*EXERCISE INPUT:*
-*-*-
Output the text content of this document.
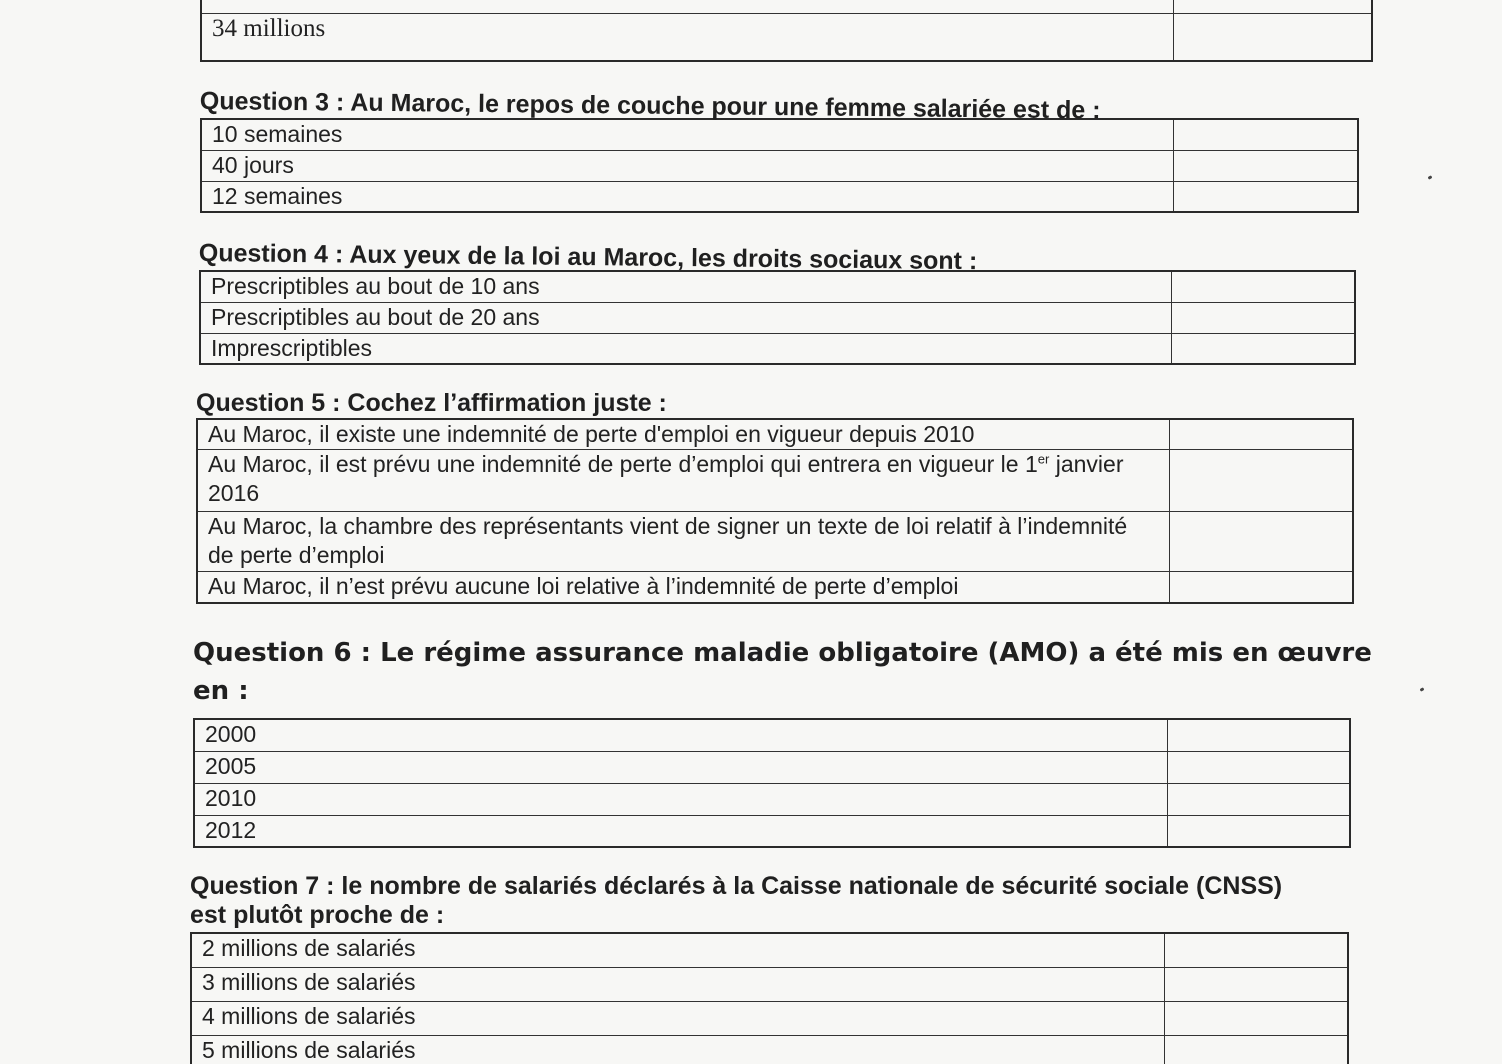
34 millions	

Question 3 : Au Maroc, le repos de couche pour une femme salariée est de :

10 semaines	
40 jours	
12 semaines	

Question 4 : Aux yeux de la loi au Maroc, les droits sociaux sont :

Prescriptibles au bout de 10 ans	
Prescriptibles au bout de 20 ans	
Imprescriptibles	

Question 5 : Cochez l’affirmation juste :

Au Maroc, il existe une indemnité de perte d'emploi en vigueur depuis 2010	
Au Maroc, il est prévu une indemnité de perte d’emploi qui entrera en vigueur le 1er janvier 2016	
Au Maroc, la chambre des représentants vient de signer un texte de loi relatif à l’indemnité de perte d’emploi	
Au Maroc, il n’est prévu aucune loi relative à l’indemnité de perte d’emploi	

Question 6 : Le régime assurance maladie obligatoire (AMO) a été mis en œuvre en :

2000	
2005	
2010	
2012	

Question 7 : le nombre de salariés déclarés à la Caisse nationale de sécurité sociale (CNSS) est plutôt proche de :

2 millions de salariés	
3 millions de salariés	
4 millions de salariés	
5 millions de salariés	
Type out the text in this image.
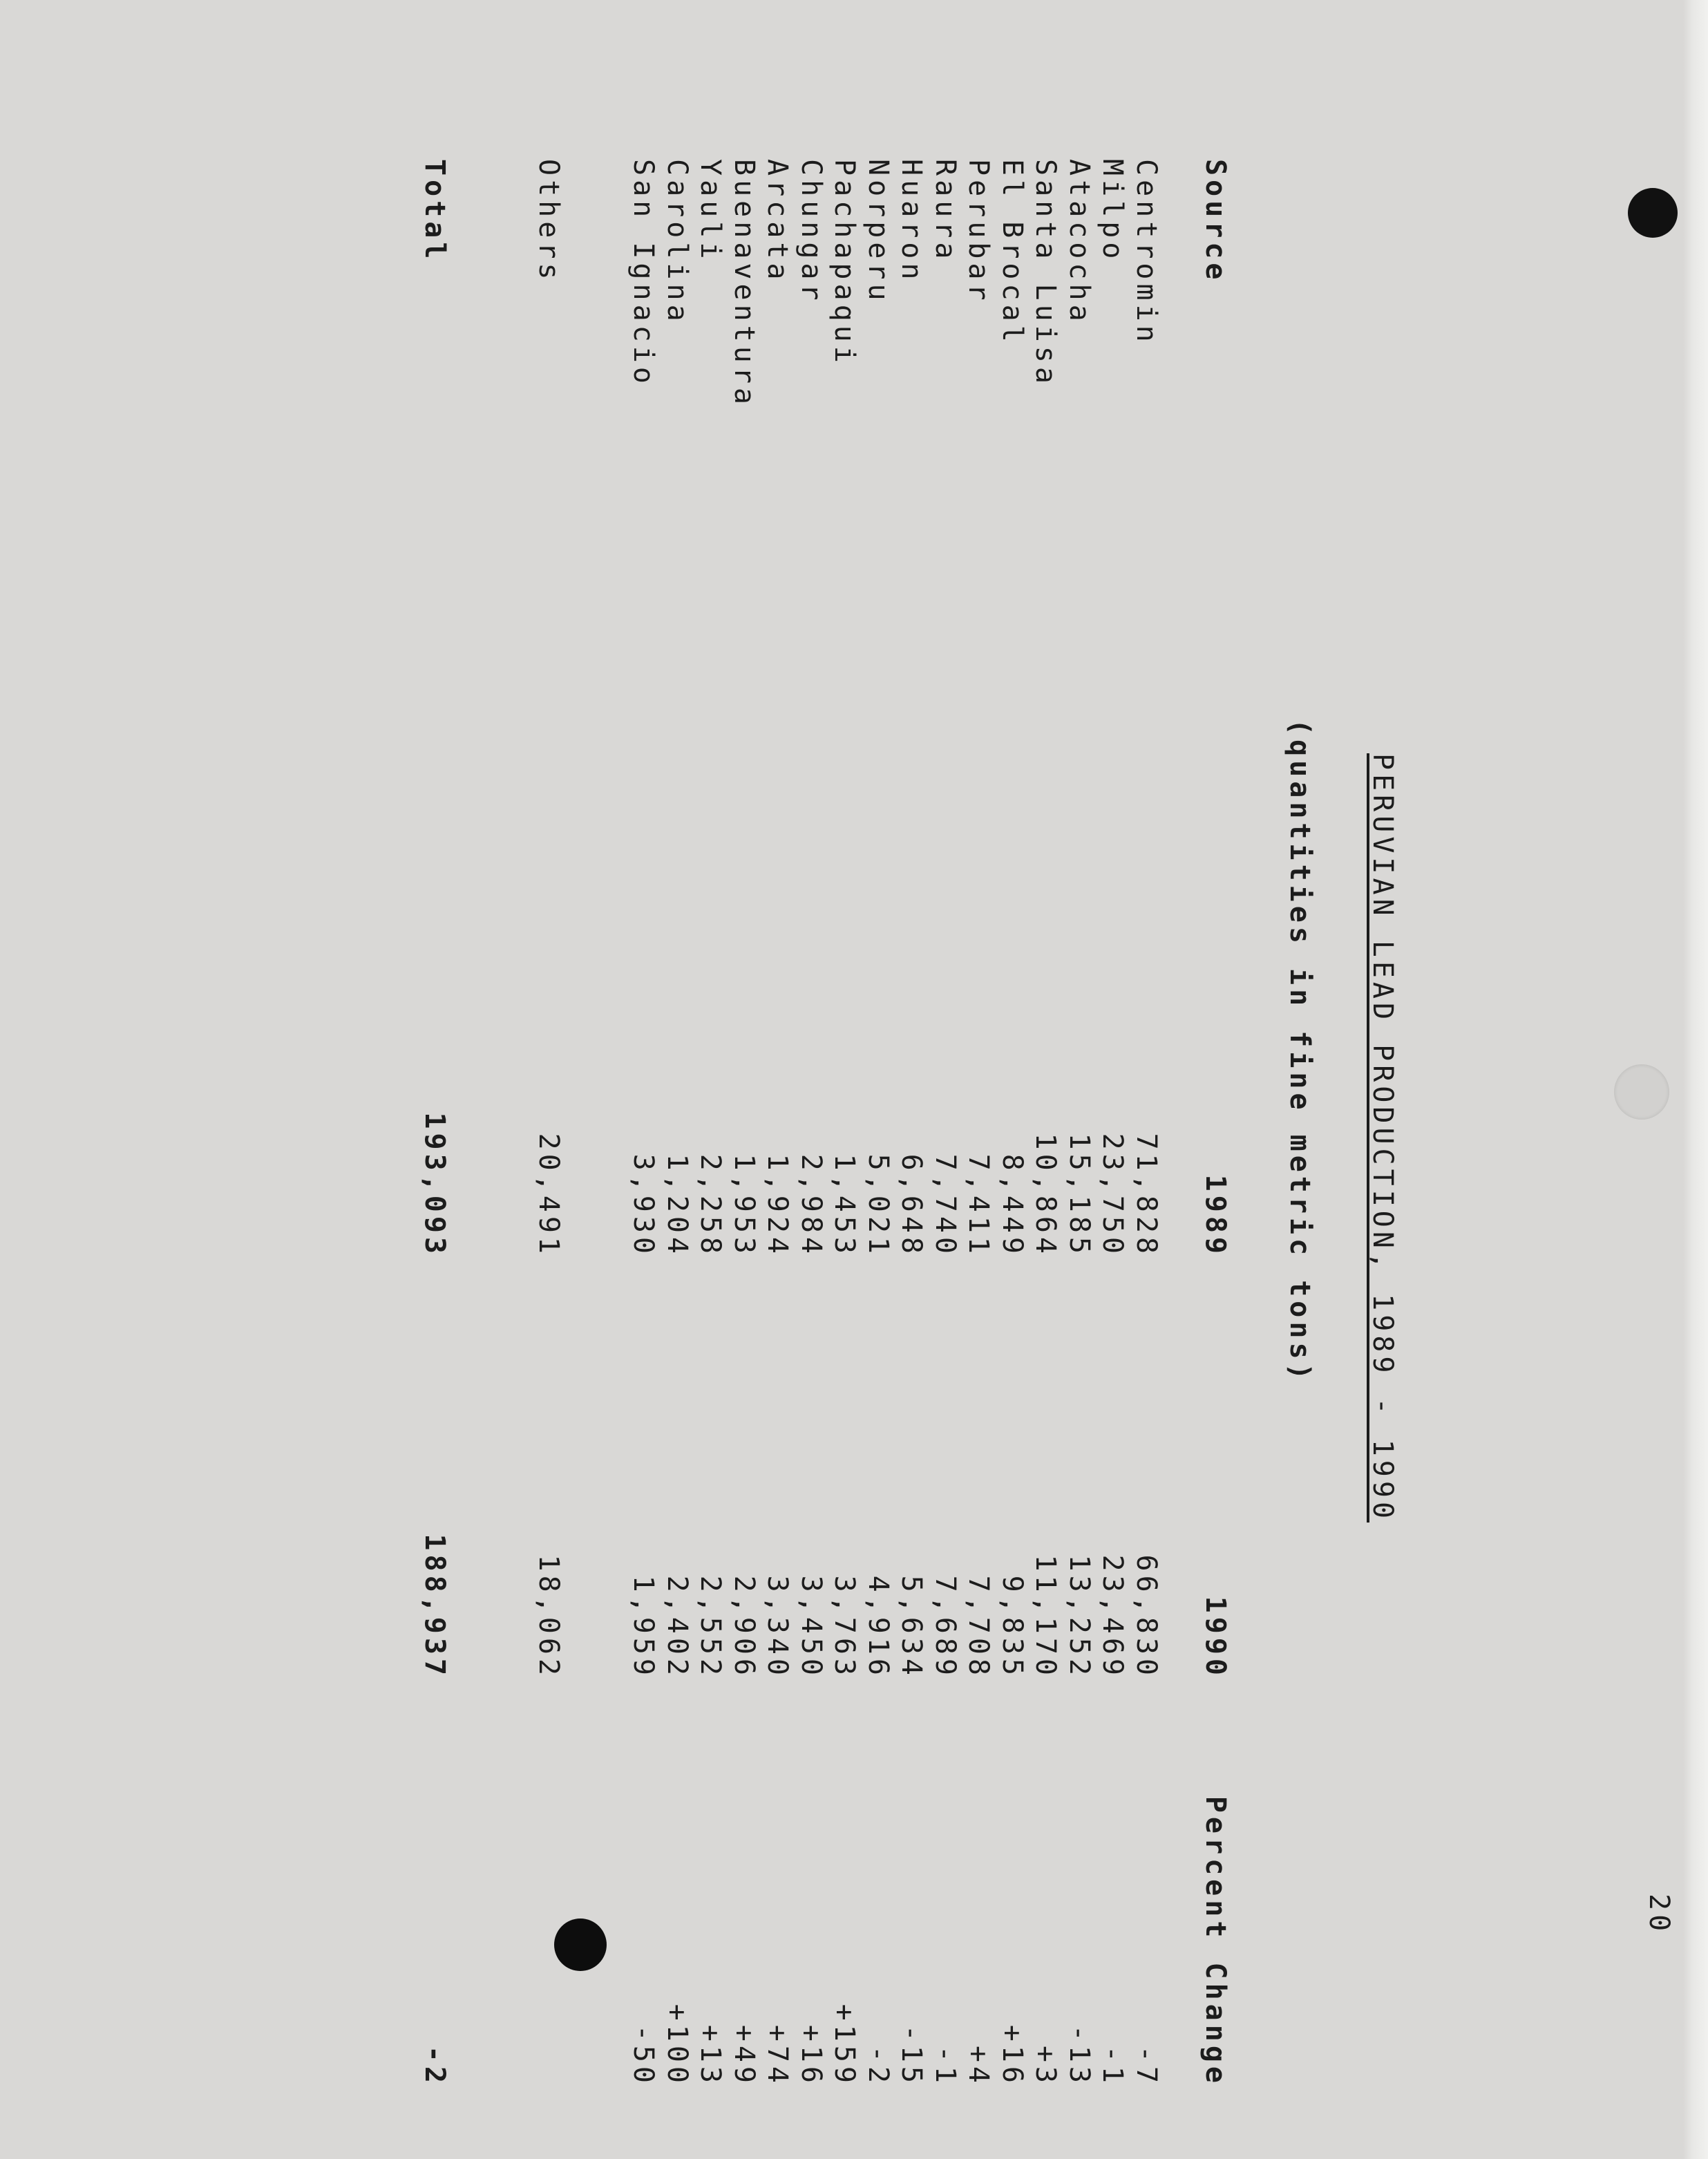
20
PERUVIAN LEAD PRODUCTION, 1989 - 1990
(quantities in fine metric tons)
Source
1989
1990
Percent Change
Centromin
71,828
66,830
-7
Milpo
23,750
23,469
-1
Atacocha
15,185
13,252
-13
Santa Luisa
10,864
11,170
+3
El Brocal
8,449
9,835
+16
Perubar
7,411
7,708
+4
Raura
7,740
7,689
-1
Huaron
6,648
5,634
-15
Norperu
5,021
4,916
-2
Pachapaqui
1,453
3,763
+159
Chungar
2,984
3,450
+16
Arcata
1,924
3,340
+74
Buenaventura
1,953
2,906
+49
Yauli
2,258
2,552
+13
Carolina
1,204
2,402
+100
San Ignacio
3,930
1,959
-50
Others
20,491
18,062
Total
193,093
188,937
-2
-*-*-
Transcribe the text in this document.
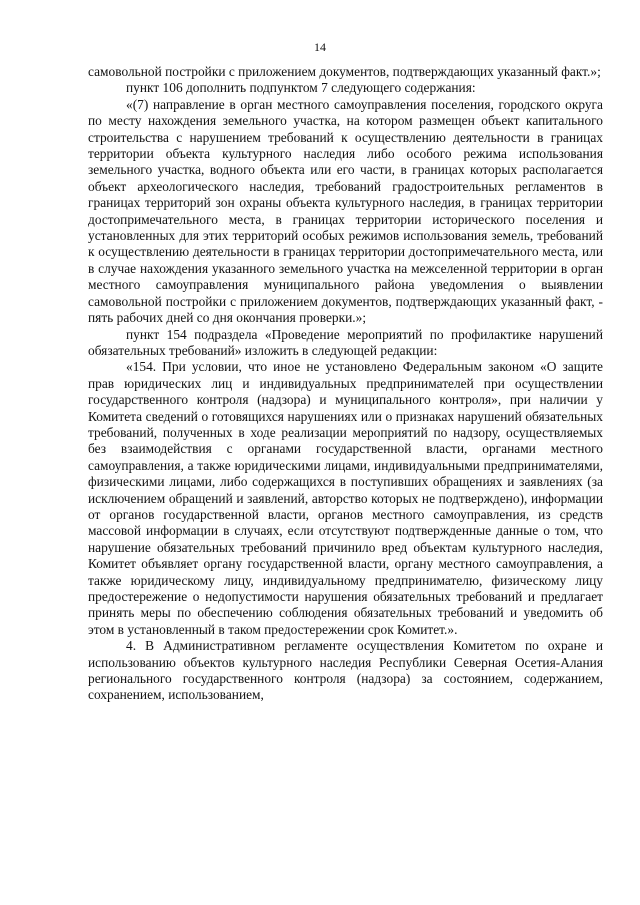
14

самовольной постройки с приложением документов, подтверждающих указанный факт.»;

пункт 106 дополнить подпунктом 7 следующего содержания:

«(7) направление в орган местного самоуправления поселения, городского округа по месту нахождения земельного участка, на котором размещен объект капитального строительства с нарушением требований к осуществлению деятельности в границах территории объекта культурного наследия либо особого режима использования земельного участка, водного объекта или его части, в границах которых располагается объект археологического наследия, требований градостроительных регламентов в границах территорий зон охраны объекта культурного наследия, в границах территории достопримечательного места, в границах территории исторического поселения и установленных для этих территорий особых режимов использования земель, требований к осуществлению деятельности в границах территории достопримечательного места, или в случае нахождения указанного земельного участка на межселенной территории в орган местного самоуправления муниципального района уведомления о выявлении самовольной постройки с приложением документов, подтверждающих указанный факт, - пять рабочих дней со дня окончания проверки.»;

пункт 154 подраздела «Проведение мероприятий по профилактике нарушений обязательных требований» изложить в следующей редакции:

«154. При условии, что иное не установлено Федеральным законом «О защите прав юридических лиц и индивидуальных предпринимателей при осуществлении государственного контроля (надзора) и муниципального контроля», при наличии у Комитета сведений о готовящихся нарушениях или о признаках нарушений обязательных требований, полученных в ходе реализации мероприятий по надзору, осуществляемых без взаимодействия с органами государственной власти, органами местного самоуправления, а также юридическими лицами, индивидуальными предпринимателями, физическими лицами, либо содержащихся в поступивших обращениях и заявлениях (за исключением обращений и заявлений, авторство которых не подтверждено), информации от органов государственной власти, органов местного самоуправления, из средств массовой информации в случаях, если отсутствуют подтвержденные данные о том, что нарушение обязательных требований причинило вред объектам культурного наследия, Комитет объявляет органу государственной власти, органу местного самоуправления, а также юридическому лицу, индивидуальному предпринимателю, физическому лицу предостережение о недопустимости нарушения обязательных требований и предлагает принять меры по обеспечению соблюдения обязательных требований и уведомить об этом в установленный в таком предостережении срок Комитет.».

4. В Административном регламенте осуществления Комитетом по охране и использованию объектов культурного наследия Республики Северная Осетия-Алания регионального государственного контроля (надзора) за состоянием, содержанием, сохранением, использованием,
-*-*-
Each line of the material above either contains the word "факт" or does not; state how many do, and nothing else.

2